Provided data —
(begin)
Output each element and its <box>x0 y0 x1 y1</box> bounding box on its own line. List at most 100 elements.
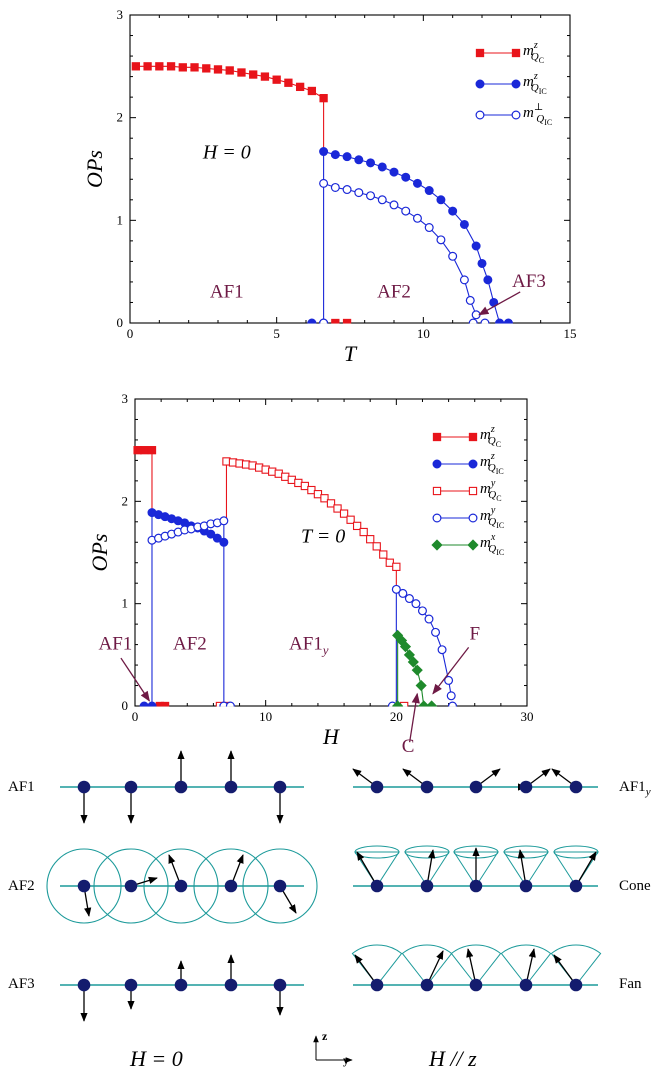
data-point <box>139 701 149 707</box>
spin-site-af1 <box>273 780 287 794</box>
data-point <box>391 584 401 594</box>
data-point <box>147 446 157 455</box>
fan-outline <box>401 944 453 986</box>
data-point <box>471 241 481 251</box>
spin-site-af2 <box>124 879 138 893</box>
x-tick-label: 10 <box>259 709 272 724</box>
data-point <box>295 82 305 92</box>
legend-entry-1: mz QIC <box>475 71 547 96</box>
legend-marker <box>511 110 521 120</box>
data-point <box>202 64 211 73</box>
data-point <box>359 527 368 537</box>
region-label-1: AF2 <box>377 281 411 302</box>
data-point <box>237 68 246 77</box>
spin-label-af1: AF1 <box>8 779 35 795</box>
data-point <box>424 186 434 196</box>
legend-marker <box>511 79 521 89</box>
spin-site-fan <box>519 978 533 992</box>
spin-site-af2 <box>77 879 91 893</box>
data-point <box>415 679 427 692</box>
series-0 <box>133 446 170 707</box>
legend-marker <box>468 459 478 469</box>
data-point <box>320 494 329 503</box>
fan-outline <box>550 944 602 986</box>
spin-arrow-cone <box>575 851 597 887</box>
y-tick-label: 1 <box>117 212 124 227</box>
legend-marker <box>468 432 478 442</box>
data-point <box>418 700 430 707</box>
data-point <box>468 318 478 324</box>
data-point <box>330 182 340 192</box>
data-point <box>354 188 364 198</box>
data-point <box>319 94 328 103</box>
condition-annotation: T = 0 <box>301 525 345 547</box>
spin-structure-panels: AF1 AF2 AF3 AF1y Cone Fan H = 0 H // z z… <box>8 750 651 1071</box>
data-point <box>436 235 446 245</box>
spin-site-af1y <box>469 780 483 794</box>
x-axis-label: T <box>344 341 358 366</box>
cone-outline <box>503 851 549 887</box>
series-4 <box>392 629 438 707</box>
fan-outline <box>450 944 502 986</box>
y-tick-label: 2 <box>122 493 129 508</box>
spin-site-fan <box>569 978 583 992</box>
data-point <box>143 62 152 71</box>
plot-frame <box>129 14 571 324</box>
spin-label-af2: AF2 <box>8 878 35 894</box>
x-tick-label: 5 <box>273 326 280 341</box>
data-point <box>219 516 229 526</box>
data-point <box>354 155 364 165</box>
data-point <box>411 599 421 609</box>
spin-site-af3 <box>273 978 287 992</box>
data-point <box>160 701 170 707</box>
x-tick-label: 0 <box>127 326 134 341</box>
data-point <box>147 701 157 707</box>
spin-site-af2 <box>273 879 287 893</box>
x-tick-label: 30 <box>521 709 534 724</box>
data-point <box>392 700 404 707</box>
data-point <box>212 533 222 543</box>
data-point <box>131 62 141 71</box>
data-point <box>495 318 505 324</box>
data-point <box>342 185 352 195</box>
data-point <box>249 70 258 79</box>
x-tick-label: 0 <box>132 709 139 724</box>
region-arrow <box>120 657 150 702</box>
data-point <box>333 504 342 513</box>
data-point <box>448 251 458 261</box>
region-label-1: AF2 <box>173 634 207 655</box>
legend-label-2: m⊥ QIC <box>523 102 552 127</box>
data-point <box>389 167 399 177</box>
x-tick-label: 10 <box>417 326 430 341</box>
spin-site-af3 <box>174 978 188 992</box>
data-point <box>407 656 419 668</box>
legend-entry-1: mz QIC <box>432 451 504 476</box>
data-point <box>366 191 376 201</box>
legend-entry-2: my QC <box>432 478 502 503</box>
cone-ellipse <box>553 845 599 859</box>
legend-marker <box>432 513 442 523</box>
legend-marker <box>432 459 442 469</box>
series-2 <box>319 178 490 324</box>
axis-z-label: z <box>322 1029 328 1043</box>
data-point <box>448 206 458 216</box>
region-arrow <box>409 692 420 743</box>
spin-site-af3 <box>124 978 138 992</box>
spin-site-fan <box>370 978 384 992</box>
series-3 <box>147 516 458 707</box>
region-arrow <box>432 647 470 695</box>
y-tick-label: 2 <box>117 110 124 125</box>
y-tick-label: 1 <box>122 596 129 611</box>
data-point <box>319 178 329 188</box>
data-point <box>403 649 415 661</box>
legend-entry-0: mz QC <box>432 424 501 449</box>
data-point <box>342 318 352 324</box>
region-arrow <box>478 291 521 316</box>
data-point <box>404 594 414 604</box>
data-point <box>139 446 149 455</box>
data-point <box>392 562 401 571</box>
data-point <box>437 645 447 655</box>
y-tick-label: 3 <box>117 7 124 22</box>
x-tick-label: 15 <box>564 326 577 341</box>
(end)
Reproduce every line of the data above verbatim, omitting the picture.

Completed exercise —
Output each element and its <box>x0 y0 x1 y1</box> bounding box on its own line. List at most 100 elements.
data-point <box>139 701 149 707</box>
spin-site-af1 <box>273 780 287 794</box>
data-point <box>391 584 401 594</box>
data-point <box>147 446 157 455</box>
fan-outline <box>401 944 453 986</box>
data-point <box>471 241 481 251</box>
spin-site-af2 <box>124 879 138 893</box>
x-tick-label: 10 <box>259 709 272 724</box>
data-point <box>295 82 305 92</box>
legend-entry-1: mz QIC <box>475 71 547 96</box>
legend-marker <box>511 110 521 120</box>
data-point <box>202 64 211 73</box>
data-point <box>359 527 368 537</box>
region-label-1: AF2 <box>377 281 411 302</box>
data-point <box>237 68 246 77</box>
spin-label-af1: AF1 <box>8 779 35 795</box>
data-point <box>424 186 434 196</box>
legend-marker <box>511 79 521 89</box>
spin-site-fan <box>519 978 533 992</box>
spin-site-af2 <box>77 879 91 893</box>
data-point <box>415 679 427 692</box>
series-0 <box>133 446 170 707</box>
legend-marker <box>468 459 478 469</box>
data-point <box>320 494 329 503</box>
fan-outline <box>550 944 602 986</box>
spin-arrow-cone <box>575 851 597 887</box>
y-tick-label: 1 <box>117 212 124 227</box>
legend-marker <box>468 432 478 442</box>
data-point <box>418 700 430 707</box>
data-point <box>468 318 478 324</box>
data-point <box>330 182 340 192</box>
data-point <box>354 188 364 198</box>
data-point <box>319 94 328 103</box>
condition-annotation: T = 0 <box>301 525 345 547</box>
spin-structure-panels: AF1 AF2 AF3 AF1y Cone Fan H = 0 H // z z… <box>8 750 651 1071</box>
data-point <box>436 235 446 245</box>
spin-site-af1y <box>469 780 483 794</box>
x-axis-label: T <box>344 341 358 366</box>
cone-outline <box>503 851 549 887</box>
series-4 <box>392 629 438 707</box>
fan-outline <box>450 944 502 986</box>
y-tick-label: 2 <box>122 493 129 508</box>
spin-site-fan <box>569 978 583 992</box>
data-point <box>143 62 152 71</box>
plot-frame <box>129 14 571 324</box>
spin-label-af2: AF2 <box>8 878 35 894</box>
x-tick-label: 5 <box>273 326 280 341</box>
data-point <box>219 516 229 526</box>
data-point <box>354 155 364 165</box>
data-point <box>411 599 421 609</box>
spin-site-af3 <box>273 978 287 992</box>
data-point <box>160 701 170 707</box>
x-tick-label: 0 <box>127 326 134 341</box>
data-point <box>147 701 157 707</box>
spin-site-af2 <box>273 879 287 893</box>
x-tick-label: 30 <box>521 709 534 724</box>
data-point <box>392 700 404 707</box>
data-point <box>212 533 222 543</box>
data-point <box>131 62 141 71</box>
data-point <box>495 318 505 324</box>
data-point <box>342 185 352 195</box>
data-point <box>249 70 258 79</box>
x-tick-label: 0 <box>132 709 139 724</box>
region-arrow <box>120 657 150 702</box>
data-point <box>333 504 342 513</box>
data-point <box>448 251 458 261</box>
region-label-1: AF2 <box>173 634 207 655</box>
legend-label-2: m⊥ QIC <box>523 102 552 127</box>
data-point <box>389 167 399 177</box>
x-tick-label: 10 <box>417 326 430 341</box>
spin-site-af3 <box>174 978 188 992</box>
data-point <box>407 656 419 668</box>
legend-entry-1: mz QIC <box>432 451 504 476</box>
data-point <box>366 191 376 201</box>
legend-entry-2: my QC <box>432 478 502 503</box>
cone-ellipse <box>553 845 599 859</box>
legend-marker <box>432 513 442 523</box>
legend-marker <box>432 459 442 469</box>
series-2 <box>319 178 490 324</box>
axis-z-label: z <box>322 1029 328 1043</box>
data-point <box>448 206 458 216</box>
region-arrow <box>409 692 420 743</box>
spin-site-af3 <box>124 978 138 992</box>
spin-site-fan <box>370 978 384 992</box>
series-3 <box>147 516 458 707</box>
region-arrow <box>432 647 470 695</box>
y-tick-label: 2 <box>117 110 124 125</box>
y-tick-label: 1 <box>122 596 129 611</box>
data-point <box>319 178 329 188</box>
data-point <box>403 649 415 661</box>
legend-entry-0: mz QC <box>432 424 501 449</box>
data-point <box>342 318 352 324</box>
region-arrow <box>478 291 521 316</box>
data-point <box>404 594 414 604</box>
data-point <box>139 446 149 455</box>
data-point <box>392 562 401 571</box>
data-point <box>437 645 447 655</box>
y-tick-label: 3 <box>117 7 124 22</box>
x-tick-label: 15 <box>564 326 577 341</box>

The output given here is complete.